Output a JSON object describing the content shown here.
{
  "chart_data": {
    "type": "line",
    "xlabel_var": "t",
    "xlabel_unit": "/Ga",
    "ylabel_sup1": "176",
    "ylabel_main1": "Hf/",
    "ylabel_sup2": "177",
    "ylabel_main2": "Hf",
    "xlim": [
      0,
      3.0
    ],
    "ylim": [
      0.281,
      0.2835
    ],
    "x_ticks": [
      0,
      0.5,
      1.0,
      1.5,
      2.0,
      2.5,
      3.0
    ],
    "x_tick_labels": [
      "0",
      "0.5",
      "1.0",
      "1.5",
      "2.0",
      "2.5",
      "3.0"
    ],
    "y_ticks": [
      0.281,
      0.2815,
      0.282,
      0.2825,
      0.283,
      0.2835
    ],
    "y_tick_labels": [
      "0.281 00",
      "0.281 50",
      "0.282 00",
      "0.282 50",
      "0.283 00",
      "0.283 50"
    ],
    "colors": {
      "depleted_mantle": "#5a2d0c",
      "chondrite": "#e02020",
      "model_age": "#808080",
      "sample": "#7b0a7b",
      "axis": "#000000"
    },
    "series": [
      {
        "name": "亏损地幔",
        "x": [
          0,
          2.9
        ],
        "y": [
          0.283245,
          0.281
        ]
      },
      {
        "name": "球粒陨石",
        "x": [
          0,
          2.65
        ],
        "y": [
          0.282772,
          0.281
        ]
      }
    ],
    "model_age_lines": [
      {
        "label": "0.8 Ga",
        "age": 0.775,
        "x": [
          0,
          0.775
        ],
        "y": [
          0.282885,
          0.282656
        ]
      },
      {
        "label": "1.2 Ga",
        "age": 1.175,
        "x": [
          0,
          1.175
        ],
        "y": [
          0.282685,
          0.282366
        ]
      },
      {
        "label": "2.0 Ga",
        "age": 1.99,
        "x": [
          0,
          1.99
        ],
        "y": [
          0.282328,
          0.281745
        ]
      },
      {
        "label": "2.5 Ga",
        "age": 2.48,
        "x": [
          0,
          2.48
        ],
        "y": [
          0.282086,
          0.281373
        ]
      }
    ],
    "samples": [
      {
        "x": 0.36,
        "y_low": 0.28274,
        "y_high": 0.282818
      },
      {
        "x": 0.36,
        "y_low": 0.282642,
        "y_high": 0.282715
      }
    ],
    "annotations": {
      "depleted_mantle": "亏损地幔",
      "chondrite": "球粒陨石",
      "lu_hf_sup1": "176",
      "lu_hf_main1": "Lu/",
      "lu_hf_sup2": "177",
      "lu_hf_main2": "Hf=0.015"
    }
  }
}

SHORT EXERCISE
Every line above should be printed again exactly as it stands.

SOLUTION FOR THIS TASK
Output a JSON object describing the content shown here.
{
  "chart_data": {
    "type": "line",
    "xlabel_var": "t",
    "xlabel_unit": "/Ga",
    "ylabel_sup1": "176",
    "ylabel_main1": "Hf/",
    "ylabel_sup2": "177",
    "ylabel_main2": "Hf",
    "xlim": [
      0,
      3.0
    ],
    "ylim": [
      0.281,
      0.2835
    ],
    "x_ticks": [
      0,
      0.5,
      1.0,
      1.5,
      2.0,
      2.5,
      3.0
    ],
    "x_tick_labels": [
      "0",
      "0.5",
      "1.0",
      "1.5",
      "2.0",
      "2.5",
      "3.0"
    ],
    "y_ticks": [
      0.281,
      0.2815,
      0.282,
      0.2825,
      0.283,
      0.2835
    ],
    "y_tick_labels": [
      "0.281 00",
      "0.281 50",
      "0.282 00",
      "0.282 50",
      "0.283 00",
      "0.283 50"
    ],
    "colors": {
      "depleted_mantle": "#5a2d0c",
      "chondrite": "#e02020",
      "model_age": "#808080",
      "sample": "#7b0a7b",
      "axis": "#000000"
    },
    "series": [
      {
        "name": "亏损地幔",
        "x": [
          0,
          2.9
        ],
        "y": [
          0.283245,
          0.281
        ]
      },
      {
        "name": "球粒陨石",
        "x": [
          0,
          2.65
        ],
        "y": [
          0.282772,
          0.281
        ]
      }
    ],
    "model_age_lines": [
      {
        "label": "0.8 Ga",
        "age": 0.775,
        "x": [
          0,
          0.775
        ],
        "y": [
          0.282885,
          0.282656
        ]
      },
      {
        "label": "1.2 Ga",
        "age": 1.175,
        "x": [
          0,
          1.175
        ],
        "y": [
          0.282685,
          0.282366
        ]
      },
      {
        "label": "2.0 Ga",
        "age": 1.99,
        "x": [
          0,
          1.99
        ],
        "y": [
          0.282328,
          0.281745
        ]
      },
      {
        "label": "2.5 Ga",
        "age": 2.48,
        "x": [
          0,
          2.48
        ],
        "y": [
          0.282086,
          0.281373
        ]
      }
    ],
    "samples": [
      {
        "x": 0.36,
        "y_low": 0.28274,
        "y_high": 0.282818
      },
      {
        "x": 0.36,
        "y_low": 0.282642,
        "y_high": 0.282715
      }
    ],
    "annotations": {
      "depleted_mantle": "亏损地幔",
      "chondrite": "球粒陨石",
      "lu_hf_sup1": "176",
      "lu_hf_main1": "Lu/",
      "lu_hf_sup2": "177",
      "lu_hf_main2": "Hf=0.015"
    }
  }
}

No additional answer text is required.